- _Instruction_:
Copy the data word for word, from its first line down to and including the line that contains "cell-chaine: NBC xyxy=(2,274,70,304)".

## begin

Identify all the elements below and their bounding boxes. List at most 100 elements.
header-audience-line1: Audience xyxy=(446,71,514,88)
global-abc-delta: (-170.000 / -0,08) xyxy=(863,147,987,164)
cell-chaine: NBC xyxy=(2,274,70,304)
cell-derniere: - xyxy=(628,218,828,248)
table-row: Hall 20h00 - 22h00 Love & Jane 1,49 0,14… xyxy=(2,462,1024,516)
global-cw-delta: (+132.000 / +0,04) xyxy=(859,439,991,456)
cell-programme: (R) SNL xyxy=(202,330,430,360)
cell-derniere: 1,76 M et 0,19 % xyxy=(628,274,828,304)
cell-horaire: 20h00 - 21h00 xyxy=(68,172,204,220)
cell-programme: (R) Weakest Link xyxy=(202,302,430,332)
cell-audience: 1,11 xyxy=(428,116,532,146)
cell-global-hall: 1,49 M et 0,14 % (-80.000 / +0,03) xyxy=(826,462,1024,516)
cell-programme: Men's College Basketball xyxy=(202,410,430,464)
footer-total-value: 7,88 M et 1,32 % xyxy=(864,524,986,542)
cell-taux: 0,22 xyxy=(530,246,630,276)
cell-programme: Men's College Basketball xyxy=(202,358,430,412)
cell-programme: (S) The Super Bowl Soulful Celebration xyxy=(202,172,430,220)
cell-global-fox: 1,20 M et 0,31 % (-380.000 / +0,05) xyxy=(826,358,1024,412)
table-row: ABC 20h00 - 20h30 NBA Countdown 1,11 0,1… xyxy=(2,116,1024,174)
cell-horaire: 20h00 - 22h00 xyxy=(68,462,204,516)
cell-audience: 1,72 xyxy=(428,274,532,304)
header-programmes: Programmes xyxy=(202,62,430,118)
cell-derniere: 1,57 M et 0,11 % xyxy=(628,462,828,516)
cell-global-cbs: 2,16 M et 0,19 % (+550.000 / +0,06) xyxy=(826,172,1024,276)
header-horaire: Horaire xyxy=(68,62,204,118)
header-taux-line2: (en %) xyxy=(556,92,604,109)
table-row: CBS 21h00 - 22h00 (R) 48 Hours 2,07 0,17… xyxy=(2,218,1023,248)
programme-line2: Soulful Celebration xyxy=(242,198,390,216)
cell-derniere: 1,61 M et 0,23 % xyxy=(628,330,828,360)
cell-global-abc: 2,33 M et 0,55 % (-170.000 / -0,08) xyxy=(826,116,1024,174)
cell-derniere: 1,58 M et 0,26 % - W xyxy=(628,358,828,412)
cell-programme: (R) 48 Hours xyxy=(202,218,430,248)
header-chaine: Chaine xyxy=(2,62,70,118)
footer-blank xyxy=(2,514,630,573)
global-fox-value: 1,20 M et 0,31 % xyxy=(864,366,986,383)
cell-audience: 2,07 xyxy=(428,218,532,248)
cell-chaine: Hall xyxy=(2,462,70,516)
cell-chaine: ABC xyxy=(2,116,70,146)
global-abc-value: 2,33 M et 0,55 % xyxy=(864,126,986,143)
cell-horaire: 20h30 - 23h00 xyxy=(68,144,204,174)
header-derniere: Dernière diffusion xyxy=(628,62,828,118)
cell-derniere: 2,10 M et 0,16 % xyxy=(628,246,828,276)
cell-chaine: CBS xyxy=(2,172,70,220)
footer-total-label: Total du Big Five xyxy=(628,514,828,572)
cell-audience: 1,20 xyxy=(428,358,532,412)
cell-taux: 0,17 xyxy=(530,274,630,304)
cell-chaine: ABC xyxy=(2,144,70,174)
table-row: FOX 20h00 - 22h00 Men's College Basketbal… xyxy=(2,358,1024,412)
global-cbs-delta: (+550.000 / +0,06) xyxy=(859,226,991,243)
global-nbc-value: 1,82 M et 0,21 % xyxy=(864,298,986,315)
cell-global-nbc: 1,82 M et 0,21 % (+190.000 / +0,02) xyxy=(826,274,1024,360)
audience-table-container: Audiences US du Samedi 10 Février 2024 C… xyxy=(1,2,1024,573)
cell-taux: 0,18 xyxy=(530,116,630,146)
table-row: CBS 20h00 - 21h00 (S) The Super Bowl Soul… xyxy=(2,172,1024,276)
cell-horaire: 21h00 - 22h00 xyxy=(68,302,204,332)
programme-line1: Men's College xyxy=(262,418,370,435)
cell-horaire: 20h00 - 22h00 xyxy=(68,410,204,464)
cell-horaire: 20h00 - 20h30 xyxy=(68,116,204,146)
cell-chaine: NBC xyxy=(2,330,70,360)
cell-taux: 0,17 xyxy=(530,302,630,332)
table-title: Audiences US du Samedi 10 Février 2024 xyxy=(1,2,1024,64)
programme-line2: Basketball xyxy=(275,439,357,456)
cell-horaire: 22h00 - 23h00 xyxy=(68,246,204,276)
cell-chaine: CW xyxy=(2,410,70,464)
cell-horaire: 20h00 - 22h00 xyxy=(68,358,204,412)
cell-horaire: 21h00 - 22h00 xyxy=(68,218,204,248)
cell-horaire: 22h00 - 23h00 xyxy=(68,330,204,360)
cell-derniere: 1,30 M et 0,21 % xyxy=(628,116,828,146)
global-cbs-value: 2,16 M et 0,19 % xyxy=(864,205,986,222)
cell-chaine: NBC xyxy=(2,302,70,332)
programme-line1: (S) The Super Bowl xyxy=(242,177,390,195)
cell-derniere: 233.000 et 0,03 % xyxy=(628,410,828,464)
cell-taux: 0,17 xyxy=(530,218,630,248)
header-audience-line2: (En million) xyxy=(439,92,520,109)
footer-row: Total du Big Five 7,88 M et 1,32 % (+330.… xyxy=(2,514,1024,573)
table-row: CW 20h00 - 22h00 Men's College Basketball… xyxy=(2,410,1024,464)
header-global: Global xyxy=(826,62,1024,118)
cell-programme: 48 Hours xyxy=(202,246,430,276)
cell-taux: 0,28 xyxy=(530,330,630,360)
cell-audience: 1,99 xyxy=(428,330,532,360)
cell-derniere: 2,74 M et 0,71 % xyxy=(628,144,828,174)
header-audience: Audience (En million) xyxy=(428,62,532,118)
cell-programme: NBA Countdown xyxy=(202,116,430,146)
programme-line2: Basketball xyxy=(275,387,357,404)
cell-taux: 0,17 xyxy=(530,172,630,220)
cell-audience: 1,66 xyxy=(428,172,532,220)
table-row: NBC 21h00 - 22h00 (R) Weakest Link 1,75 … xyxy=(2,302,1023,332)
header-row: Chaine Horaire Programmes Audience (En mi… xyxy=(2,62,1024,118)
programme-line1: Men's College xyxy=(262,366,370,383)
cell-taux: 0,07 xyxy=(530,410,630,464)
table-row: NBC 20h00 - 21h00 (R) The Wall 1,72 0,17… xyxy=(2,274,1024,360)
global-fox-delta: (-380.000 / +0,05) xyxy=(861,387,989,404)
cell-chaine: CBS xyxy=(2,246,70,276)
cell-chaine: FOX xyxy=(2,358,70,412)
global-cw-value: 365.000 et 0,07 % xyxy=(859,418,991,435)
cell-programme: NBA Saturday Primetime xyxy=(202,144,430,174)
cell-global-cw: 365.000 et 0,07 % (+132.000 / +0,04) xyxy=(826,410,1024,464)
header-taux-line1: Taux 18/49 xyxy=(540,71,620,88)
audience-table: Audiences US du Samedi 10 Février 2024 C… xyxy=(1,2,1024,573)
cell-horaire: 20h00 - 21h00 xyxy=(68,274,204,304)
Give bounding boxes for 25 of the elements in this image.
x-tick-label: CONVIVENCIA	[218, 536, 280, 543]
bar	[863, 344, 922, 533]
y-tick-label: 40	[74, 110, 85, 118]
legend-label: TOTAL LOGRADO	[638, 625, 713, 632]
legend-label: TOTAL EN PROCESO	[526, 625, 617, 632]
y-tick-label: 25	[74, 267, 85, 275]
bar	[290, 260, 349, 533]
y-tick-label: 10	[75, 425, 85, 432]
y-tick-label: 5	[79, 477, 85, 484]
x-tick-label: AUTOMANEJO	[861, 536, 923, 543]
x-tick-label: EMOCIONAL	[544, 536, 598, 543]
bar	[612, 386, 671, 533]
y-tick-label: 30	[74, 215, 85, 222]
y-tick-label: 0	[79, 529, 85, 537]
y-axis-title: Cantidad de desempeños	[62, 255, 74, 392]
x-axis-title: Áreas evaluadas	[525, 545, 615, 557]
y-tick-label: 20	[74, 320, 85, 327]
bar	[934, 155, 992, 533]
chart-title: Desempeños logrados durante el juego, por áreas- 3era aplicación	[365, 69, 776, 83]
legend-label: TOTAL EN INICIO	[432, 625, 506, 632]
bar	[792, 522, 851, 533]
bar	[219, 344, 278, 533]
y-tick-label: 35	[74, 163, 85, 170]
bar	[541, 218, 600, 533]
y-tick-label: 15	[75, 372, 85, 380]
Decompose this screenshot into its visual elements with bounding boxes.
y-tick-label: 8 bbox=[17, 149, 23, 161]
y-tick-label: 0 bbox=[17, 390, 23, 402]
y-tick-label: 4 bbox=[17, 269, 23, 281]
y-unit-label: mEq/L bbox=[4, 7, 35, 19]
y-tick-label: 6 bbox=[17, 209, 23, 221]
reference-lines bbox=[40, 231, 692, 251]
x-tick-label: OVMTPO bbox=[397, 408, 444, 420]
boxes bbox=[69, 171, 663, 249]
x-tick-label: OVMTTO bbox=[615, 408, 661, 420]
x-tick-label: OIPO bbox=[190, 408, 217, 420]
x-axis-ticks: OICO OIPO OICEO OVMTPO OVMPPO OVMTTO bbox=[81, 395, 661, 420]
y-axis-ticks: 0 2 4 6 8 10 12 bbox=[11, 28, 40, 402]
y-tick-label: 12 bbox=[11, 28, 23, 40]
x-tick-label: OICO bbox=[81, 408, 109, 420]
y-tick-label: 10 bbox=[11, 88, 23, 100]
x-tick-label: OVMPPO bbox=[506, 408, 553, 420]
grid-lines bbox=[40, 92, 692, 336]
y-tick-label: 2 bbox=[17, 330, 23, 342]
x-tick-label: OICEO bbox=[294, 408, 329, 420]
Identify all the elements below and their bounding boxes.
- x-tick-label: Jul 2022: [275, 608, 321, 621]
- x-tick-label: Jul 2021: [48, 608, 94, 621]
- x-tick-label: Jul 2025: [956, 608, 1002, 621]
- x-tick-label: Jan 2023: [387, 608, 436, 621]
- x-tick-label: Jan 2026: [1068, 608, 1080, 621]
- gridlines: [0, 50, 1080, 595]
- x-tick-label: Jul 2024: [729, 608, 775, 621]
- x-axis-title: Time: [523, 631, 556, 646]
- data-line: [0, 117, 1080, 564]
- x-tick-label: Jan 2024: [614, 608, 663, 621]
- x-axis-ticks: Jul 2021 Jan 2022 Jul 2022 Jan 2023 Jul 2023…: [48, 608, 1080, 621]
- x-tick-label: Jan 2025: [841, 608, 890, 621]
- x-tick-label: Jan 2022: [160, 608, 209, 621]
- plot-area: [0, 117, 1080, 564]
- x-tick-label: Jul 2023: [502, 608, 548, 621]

## end

- _Result for this task_:
Identify all the elements below and their bounding boxes. List at most 100 elements.
header-audience-line1: Audience xyxy=(446,71,514,88)
global-abc-delta: (-170.000 / -0,08) xyxy=(863,147,987,164)
cell-chaine: NBC xyxy=(2,274,70,304)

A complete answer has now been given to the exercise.